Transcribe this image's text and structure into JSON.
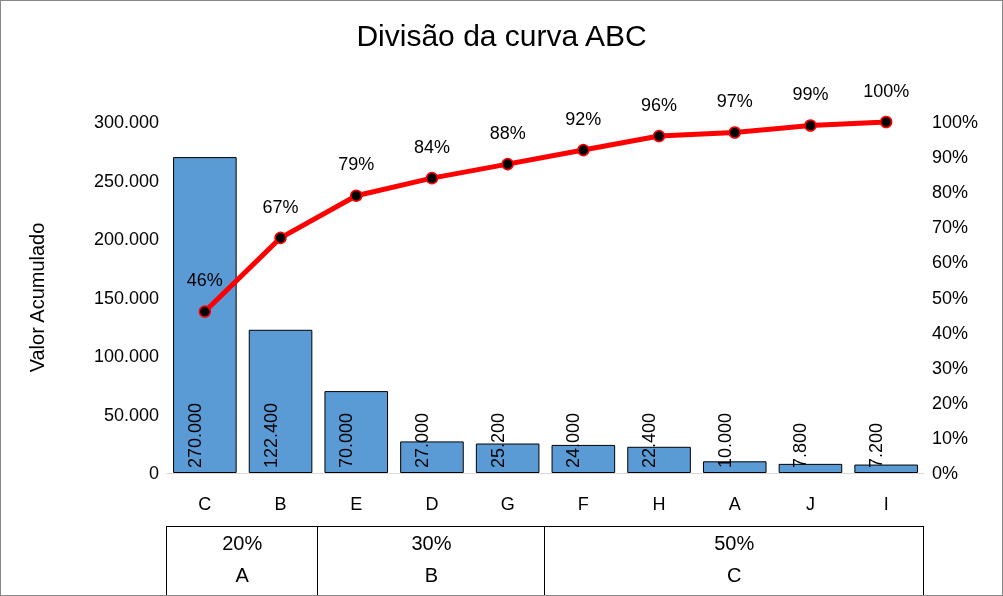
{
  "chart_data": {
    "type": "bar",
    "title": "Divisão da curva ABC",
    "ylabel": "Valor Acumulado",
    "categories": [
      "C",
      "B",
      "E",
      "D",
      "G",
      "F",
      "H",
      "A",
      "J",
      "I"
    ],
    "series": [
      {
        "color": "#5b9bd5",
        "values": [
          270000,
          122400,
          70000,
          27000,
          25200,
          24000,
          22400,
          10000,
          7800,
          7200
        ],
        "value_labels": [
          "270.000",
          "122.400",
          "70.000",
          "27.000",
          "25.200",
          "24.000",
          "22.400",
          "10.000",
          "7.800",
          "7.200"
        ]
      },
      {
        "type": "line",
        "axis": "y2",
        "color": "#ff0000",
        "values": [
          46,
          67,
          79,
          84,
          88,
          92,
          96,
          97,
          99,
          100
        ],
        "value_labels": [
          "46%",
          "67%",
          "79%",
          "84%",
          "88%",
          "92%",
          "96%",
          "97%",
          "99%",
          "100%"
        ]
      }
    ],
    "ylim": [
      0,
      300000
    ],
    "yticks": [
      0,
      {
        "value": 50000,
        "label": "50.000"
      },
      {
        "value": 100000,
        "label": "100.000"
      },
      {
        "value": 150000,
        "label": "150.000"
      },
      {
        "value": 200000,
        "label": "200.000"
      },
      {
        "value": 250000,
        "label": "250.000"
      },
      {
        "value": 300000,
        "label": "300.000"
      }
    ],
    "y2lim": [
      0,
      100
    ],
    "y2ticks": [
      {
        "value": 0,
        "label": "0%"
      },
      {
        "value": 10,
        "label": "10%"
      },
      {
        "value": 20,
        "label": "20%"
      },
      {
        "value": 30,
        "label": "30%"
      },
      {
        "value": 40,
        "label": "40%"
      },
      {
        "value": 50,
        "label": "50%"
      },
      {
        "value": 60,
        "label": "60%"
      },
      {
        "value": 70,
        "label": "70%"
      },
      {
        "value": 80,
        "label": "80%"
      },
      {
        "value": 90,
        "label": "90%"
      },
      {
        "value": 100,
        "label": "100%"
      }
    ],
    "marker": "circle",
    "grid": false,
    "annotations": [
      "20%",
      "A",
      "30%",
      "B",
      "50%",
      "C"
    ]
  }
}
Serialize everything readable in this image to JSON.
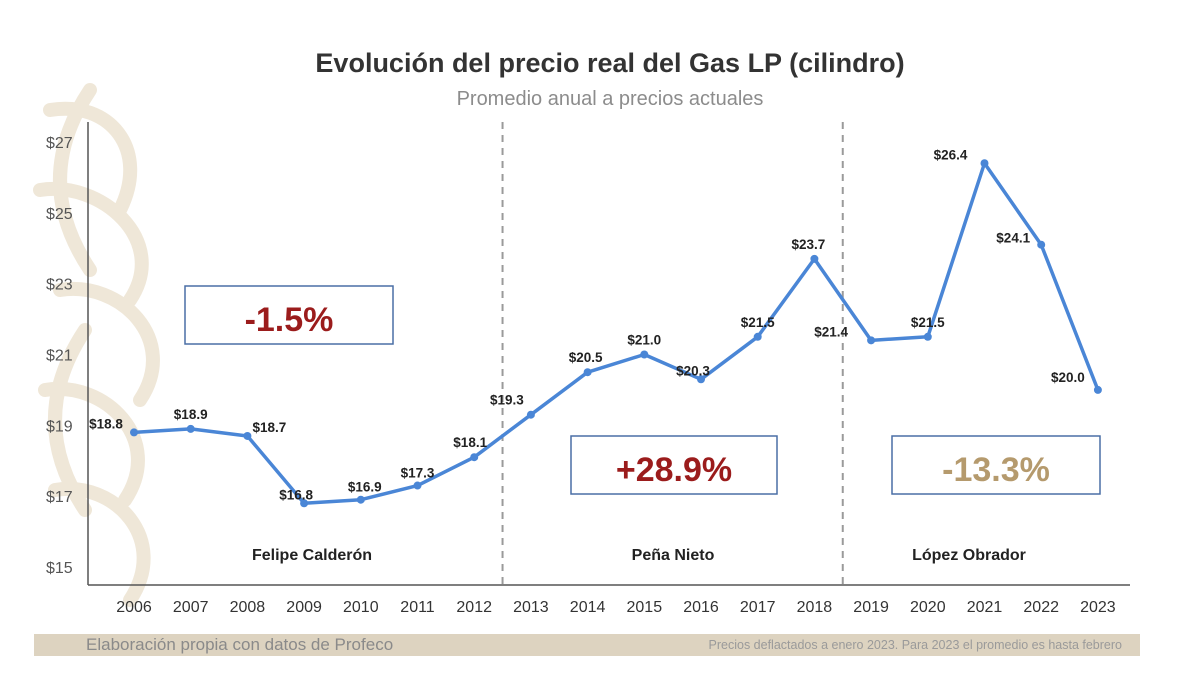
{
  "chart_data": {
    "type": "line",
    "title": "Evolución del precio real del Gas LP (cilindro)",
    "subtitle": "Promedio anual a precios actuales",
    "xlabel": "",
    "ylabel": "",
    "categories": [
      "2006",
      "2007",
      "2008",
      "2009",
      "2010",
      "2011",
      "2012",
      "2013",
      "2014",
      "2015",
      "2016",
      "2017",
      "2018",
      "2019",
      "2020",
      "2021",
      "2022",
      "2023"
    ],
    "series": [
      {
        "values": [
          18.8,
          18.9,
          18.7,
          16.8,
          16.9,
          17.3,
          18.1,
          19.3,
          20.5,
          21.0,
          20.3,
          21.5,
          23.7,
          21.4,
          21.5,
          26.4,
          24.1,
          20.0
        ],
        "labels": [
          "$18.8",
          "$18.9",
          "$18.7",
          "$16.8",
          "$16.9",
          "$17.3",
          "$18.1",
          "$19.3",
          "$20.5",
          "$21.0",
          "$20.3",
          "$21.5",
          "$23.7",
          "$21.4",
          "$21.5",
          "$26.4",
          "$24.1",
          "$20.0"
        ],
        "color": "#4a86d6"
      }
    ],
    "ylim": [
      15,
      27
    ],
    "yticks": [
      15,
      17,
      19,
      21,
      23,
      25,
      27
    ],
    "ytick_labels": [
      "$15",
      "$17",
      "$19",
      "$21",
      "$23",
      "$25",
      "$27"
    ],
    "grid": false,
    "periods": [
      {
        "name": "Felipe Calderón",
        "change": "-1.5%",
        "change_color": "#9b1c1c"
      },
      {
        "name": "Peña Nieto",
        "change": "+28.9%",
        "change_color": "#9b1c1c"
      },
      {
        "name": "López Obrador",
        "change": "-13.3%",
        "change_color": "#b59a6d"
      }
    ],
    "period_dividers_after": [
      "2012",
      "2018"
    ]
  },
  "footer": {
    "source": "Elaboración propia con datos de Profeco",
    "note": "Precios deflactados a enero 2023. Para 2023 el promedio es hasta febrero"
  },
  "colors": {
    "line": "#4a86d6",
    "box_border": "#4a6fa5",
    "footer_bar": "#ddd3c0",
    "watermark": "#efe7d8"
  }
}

◇ ◇ ◇ ◇ ◇

STATED EXERCISE —
Return every line of the records exactly as given, pictures excluded.

RESULT —
Transcribe this image's text and structure into JSON.
{
  "chart_data": {
    "type": "bar",
    "title": "Divisão da curva ABC",
    "ylabel": "Valor Acumulado",
    "categories": [
      "C",
      "B",
      "E",
      "D",
      "G",
      "F",
      "H",
      "A",
      "J",
      "I"
    ],
    "series": [
      {
        "color": "#5b9bd5",
        "values": [
          270000,
          122400,
          70000,
          27000,
          25200,
          24000,
          22400,
          10000,
          7800,
          7200
        ],
        "value_labels": [
          "270.000",
          "122.400",
          "70.000",
          "27.000",
          "25.200",
          "24.000",
          "22.400",
          "10.000",
          "7.800",
          "7.200"
        ]
      },
      {
        "type": "line",
        "axis": "y2",
        "color": "#ff0000",
        "values": [
          46,
          67,
          79,
          84,
          88,
          92,
          96,
          97,
          99,
          100
        ],
        "value_labels": [
          "46%",
          "67%",
          "79%",
          "84%",
          "88%",
          "92%",
          "96%",
          "97%",
          "99%",
          "100%"
        ]
      }
    ],
    "ylim": [
      0,
      300000
    ],
    "yticks": [
      0,
      {
        "value": 50000,
        "label": "50.000"
      },
      {
        "value": 100000,
        "label": "100.000"
      },
      {
        "value": 150000,
        "label": "150.000"
      },
      {
        "value": 200000,
        "label": "200.000"
      },
      {
        "value": 250000,
        "label": "250.000"
      },
      {
        "value": 300000,
        "label": "300.000"
      }
    ],
    "y2lim": [
      0,
      100
    ],
    "y2ticks": [
      {
        "value": 0,
        "label": "0%"
      },
      {
        "value": 10,
        "label": "10%"
      },
      {
        "value": 20,
        "label": "20%"
      },
      {
        "value": 30,
        "label": "30%"
      },
      {
        "value": 40,
        "label": "40%"
      },
      {
        "value": 50,
        "label": "50%"
      },
      {
        "value": 60,
        "label": "60%"
      },
      {
        "value": 70,
        "label": "70%"
      },
      {
        "value": 80,
        "label": "80%"
      },
      {
        "value": 90,
        "label": "90%"
      },
      {
        "value": 100,
        "label": "100%"
      }
    ],
    "marker": "circle",
    "grid": false,
    "annotations": [
      "20%",
      "A",
      "30%",
      "B",
      "50%",
      "C"
    ]
  }
}
Serialize everything readable in this image to JSON.
{
  "chart_data": {
    "type": "line",
    "title": "Evolución del precio real del Gas LP (cilindro)",
    "subtitle": "Promedio anual a precios actuales",
    "xlabel": "",
    "ylabel": "",
    "categories": [
      "2006",
      "2007",
      "2008",
      "2009",
      "2010",
      "2011",
      "2012",
      "2013",
      "2014",
      "2015",
      "2016",
      "2017",
      "2018",
      "2019",
      "2020",
      "2021",
      "2022",
      "2023"
    ],
    "series": [
      {
        "values": [
          18.8,
          18.9,
          18.7,
          16.8,
          16.9,
          17.3,
          18.1,
          19.3,
          20.5,
          21.0,
          20.3,
          21.5,
          23.7,
          21.4,
          21.5,
          26.4,
          24.1,
          20.0
        ],
        "labels": [
          "$18.8",
          "$18.9",
          "$18.7",
          "$16.8",
          "$16.9",
          "$17.3",
          "$18.1",
          "$19.3",
          "$20.5",
          "$21.0",
          "$20.3",
          "$21.5",
          "$23.7",
          "$21.4",
          "$21.5",
          "$26.4",
          "$24.1",
          "$20.0"
        ],
        "color": "#4a86d6"
      }
    ],
    "ylim": [
      15,
      27
    ],
    "yticks": [
      15,
      17,
      19,
      21,
      23,
      25,
      27
    ],
    "ytick_labels": [
      "$15",
      "$17",
      "$19",
      "$21",
      "$23",
      "$25",
      "$27"
    ],
    "grid": false,
    "periods": [
      {
        "name": "Felipe Calderón",
        "change": "-1.5%",
        "change_color": "#9b1c1c"
      },
      {
        "name": "Peña Nieto",
        "change": "+28.9%",
        "change_color": "#9b1c1c"
      },
      {
        "name": "López Obrador",
        "change": "-13.3%",
        "change_color": "#b59a6d"
      }
    ],
    "period_dividers_after": [
      "2012",
      "2018"
    ]
  },
  "footer": {
    "source": "Elaboración propia con datos de Profeco",
    "note": "Precios deflactados a enero 2023. Para 2023 el promedio es hasta febrero"
  },
  "colors": {
    "line": "#4a86d6",
    "box_border": "#4a6fa5",
    "footer_bar": "#ddd3c0",
    "watermark": "#efe7d8"
  }
}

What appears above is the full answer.